*Given instruction*
How many lines in this data contain the string "JSON"? Reply with the number only.

------------------------------------------------------------------------

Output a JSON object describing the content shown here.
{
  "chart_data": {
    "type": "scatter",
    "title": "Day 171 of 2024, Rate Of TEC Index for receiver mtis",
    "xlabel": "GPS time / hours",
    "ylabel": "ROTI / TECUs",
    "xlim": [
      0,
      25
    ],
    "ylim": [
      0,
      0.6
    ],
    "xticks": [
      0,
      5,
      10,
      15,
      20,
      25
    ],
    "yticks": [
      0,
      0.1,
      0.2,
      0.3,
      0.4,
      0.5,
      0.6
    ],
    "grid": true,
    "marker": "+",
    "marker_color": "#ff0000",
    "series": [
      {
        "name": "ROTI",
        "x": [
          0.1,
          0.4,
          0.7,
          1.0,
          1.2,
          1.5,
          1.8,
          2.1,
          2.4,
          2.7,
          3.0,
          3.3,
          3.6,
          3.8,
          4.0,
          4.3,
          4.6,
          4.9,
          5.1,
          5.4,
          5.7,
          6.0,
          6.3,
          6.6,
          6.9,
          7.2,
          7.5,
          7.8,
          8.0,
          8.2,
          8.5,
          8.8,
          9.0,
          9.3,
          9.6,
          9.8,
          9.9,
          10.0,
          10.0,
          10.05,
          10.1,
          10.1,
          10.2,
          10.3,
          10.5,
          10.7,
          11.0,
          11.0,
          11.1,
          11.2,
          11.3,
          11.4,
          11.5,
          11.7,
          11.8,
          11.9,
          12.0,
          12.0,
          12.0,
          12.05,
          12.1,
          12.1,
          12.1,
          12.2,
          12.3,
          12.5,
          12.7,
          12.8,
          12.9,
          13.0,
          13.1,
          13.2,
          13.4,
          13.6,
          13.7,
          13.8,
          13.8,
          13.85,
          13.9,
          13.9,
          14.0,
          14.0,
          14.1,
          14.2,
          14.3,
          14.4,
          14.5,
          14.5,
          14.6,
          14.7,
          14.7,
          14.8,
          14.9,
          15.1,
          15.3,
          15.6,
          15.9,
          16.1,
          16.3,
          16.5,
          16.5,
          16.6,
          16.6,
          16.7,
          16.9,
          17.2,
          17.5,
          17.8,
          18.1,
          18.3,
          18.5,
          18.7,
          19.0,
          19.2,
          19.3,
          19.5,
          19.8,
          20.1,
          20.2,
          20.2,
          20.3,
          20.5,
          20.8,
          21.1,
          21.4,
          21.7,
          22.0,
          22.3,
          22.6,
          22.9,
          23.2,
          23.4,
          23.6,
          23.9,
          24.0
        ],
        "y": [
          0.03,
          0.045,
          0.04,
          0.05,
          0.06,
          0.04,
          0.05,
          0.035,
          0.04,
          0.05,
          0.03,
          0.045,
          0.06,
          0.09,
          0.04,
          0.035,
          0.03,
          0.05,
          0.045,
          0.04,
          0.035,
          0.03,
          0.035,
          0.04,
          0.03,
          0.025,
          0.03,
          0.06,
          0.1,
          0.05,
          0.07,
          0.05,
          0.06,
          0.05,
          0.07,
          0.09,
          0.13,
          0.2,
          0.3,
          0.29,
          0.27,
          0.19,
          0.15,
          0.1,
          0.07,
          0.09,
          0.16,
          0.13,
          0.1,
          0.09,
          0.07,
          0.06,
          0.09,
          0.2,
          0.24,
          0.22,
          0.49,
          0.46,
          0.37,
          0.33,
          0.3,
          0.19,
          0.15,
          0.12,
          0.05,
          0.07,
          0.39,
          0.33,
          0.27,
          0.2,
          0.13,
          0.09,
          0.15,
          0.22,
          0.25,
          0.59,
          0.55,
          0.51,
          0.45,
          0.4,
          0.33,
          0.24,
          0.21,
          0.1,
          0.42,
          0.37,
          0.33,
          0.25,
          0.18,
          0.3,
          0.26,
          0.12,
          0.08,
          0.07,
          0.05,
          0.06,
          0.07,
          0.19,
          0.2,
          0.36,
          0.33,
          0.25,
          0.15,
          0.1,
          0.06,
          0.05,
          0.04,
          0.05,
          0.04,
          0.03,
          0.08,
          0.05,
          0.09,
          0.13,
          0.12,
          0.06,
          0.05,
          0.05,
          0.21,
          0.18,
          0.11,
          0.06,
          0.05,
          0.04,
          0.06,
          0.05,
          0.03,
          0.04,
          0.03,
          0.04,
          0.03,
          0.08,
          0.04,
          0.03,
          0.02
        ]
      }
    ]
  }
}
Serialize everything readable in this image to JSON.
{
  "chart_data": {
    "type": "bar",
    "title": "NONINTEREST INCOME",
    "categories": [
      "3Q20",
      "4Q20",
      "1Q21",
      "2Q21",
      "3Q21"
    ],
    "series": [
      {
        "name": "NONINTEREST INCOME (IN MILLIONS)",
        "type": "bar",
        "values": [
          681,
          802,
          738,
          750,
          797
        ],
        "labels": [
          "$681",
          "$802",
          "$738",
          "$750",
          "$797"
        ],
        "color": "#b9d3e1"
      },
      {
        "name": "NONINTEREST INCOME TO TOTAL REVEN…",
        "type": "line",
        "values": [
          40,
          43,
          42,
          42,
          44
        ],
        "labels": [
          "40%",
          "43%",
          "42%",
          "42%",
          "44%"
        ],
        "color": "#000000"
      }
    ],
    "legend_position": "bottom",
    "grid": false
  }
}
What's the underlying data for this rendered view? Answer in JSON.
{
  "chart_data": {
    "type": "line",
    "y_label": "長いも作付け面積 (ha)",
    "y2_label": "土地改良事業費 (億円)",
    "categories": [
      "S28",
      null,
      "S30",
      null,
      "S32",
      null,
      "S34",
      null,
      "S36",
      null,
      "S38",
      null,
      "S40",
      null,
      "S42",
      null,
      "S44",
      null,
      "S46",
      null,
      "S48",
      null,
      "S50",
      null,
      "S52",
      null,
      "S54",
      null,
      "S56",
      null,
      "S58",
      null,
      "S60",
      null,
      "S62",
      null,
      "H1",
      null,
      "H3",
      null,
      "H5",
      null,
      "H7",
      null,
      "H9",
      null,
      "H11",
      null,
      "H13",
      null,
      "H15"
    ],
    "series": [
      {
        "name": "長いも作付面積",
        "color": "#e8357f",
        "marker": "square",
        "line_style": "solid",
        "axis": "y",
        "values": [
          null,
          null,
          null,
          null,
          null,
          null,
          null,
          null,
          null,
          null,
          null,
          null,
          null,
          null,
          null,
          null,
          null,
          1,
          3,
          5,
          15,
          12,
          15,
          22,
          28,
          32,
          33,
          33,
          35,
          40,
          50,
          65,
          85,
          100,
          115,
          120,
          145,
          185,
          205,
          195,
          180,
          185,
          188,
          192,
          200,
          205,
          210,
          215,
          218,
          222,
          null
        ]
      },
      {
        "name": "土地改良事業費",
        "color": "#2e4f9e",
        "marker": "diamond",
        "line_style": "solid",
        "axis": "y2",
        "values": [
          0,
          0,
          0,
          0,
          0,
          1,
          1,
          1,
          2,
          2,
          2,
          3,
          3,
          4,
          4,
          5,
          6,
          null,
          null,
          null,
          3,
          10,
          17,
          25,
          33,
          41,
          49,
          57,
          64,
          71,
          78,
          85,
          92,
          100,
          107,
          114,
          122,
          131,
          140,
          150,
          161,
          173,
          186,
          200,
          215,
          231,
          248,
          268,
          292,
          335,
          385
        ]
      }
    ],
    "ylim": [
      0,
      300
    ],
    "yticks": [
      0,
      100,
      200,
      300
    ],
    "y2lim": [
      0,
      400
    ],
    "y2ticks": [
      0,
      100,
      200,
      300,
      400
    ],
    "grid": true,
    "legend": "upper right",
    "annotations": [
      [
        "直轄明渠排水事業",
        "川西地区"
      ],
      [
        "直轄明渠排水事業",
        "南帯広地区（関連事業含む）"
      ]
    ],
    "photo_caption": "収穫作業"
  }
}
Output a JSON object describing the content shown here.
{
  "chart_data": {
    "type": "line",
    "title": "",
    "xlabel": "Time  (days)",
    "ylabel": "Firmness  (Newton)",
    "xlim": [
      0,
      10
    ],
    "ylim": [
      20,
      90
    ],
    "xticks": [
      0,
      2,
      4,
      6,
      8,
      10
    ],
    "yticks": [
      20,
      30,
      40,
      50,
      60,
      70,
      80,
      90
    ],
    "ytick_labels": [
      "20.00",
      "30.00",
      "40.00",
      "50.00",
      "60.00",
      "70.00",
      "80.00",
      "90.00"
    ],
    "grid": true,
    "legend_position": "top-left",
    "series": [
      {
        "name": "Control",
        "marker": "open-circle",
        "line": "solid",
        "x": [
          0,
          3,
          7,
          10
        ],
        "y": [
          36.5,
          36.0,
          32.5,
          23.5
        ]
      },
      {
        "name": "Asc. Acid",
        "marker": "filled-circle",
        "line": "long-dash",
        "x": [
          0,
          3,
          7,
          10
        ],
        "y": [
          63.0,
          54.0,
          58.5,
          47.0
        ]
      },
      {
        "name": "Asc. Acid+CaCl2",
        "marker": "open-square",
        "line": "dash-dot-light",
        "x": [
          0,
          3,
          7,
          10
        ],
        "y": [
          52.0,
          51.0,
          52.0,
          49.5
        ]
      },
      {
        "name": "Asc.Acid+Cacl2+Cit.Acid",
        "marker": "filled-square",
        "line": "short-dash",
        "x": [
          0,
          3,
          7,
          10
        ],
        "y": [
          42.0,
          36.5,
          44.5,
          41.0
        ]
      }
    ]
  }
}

------------------------------------------------------------------------

*Result of the exercise*
4